■ Problem details ■
Sift the material for lines containing "could", and return them.

[start Exercise materials]

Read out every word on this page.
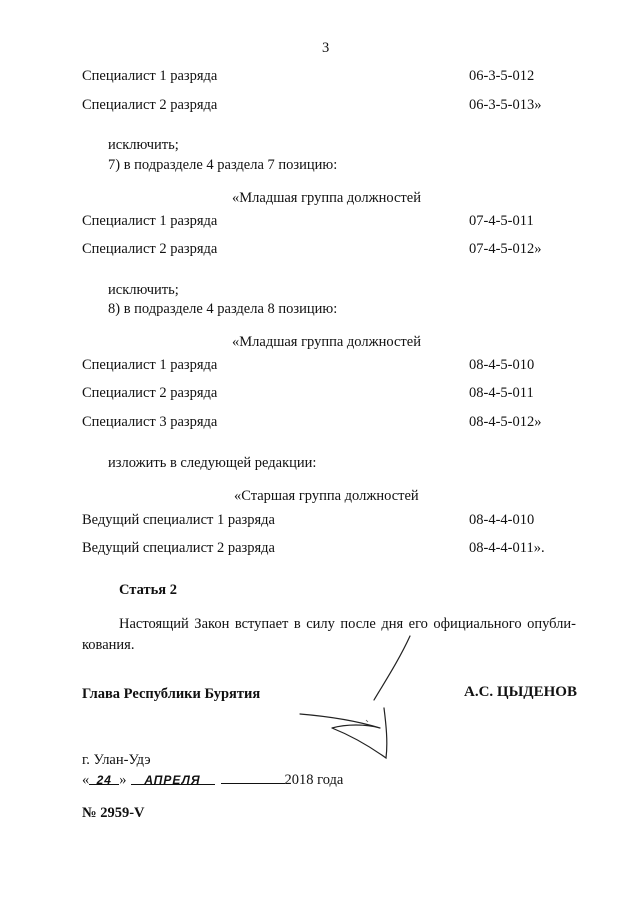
3
Специалист 1 разряда	06-3-5-012
Специалист 2 разряда	06-3-5-013»
исключить;
7) в подразделе 4 раздела 7 позицию:
«Младшая группа должностей
Специалист 1 разряда	07-4-5-011
Специалист 2 разряда	07-4-5-012»
исключить;
8) в подразделе 4 раздела 8 позицию:
«Младшая группа должностей
Специалист 1 разряда	08-4-5-010
Специалист 2 разряда	08-4-5-011
Специалист 3 разряда	08-4-5-012»
изложить в следующей редакции:
«Старшая группа должностей
Ведущий специалист 1 разряда	08-4-4-010
Ведущий специалист 2 разряда	08-4-4-011».
Статья 2
Настоящий Закон вступает в силу после дня его официального опубли-кования.
Глава Республики Бурятия	А.С. ЦЫДЕНОВ
г. Улан-Удэ
« 24 » АПРЕЛЯ	2018 года
№ 2959-V
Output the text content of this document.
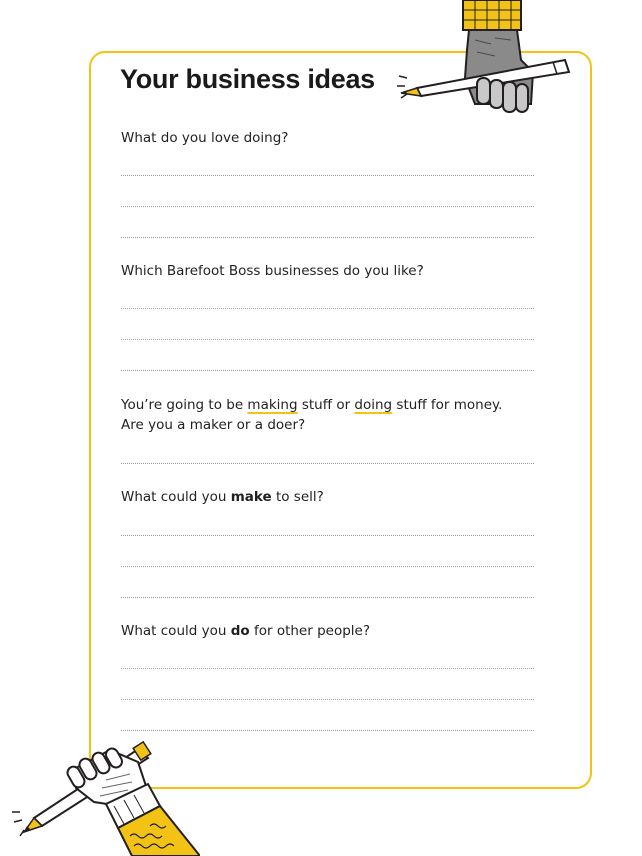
Your business ideas
What do you love doing?
Which Barefoot Boss businesses do you like?
You’re going to be making stuff or doing stuff for money.
Are you a maker or a doer?
What could you make to sell?
What could you do for other people?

[end Exercise materials]

■ Completed exercise ■
What could you make to sell?
What could you do for other people?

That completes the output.